Exercise instructions.
Check each line of the listing, and copy it if it contains the word "ΟΔΟΣ".

#####

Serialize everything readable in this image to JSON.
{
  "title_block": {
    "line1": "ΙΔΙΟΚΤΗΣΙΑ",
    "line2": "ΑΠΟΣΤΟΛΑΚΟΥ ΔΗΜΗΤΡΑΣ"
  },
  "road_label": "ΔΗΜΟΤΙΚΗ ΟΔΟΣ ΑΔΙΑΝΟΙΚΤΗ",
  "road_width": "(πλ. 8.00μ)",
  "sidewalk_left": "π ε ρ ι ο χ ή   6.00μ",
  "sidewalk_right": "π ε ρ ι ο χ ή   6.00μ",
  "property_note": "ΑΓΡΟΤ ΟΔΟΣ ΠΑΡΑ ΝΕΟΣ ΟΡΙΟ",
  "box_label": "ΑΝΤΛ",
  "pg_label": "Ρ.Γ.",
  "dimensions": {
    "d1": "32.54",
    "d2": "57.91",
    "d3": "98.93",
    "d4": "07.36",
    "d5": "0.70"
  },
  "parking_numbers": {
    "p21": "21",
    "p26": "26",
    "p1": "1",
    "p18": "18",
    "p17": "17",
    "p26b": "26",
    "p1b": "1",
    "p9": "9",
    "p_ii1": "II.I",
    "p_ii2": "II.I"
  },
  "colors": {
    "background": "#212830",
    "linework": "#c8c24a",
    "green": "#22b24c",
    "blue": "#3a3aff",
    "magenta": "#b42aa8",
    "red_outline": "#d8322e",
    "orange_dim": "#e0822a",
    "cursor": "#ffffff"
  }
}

#####

Exercise solution.
  "road_label": "ΔΗΜΟΤΙΚΗ ΟΔΟΣ ΑΔΙΑΝΟΙΚΤΗ",
  "property_note": "ΑΓΡΟΤ ΟΔΟΣ ΠΑΡΑ ΝΕΟΣ ΟΡΙΟ",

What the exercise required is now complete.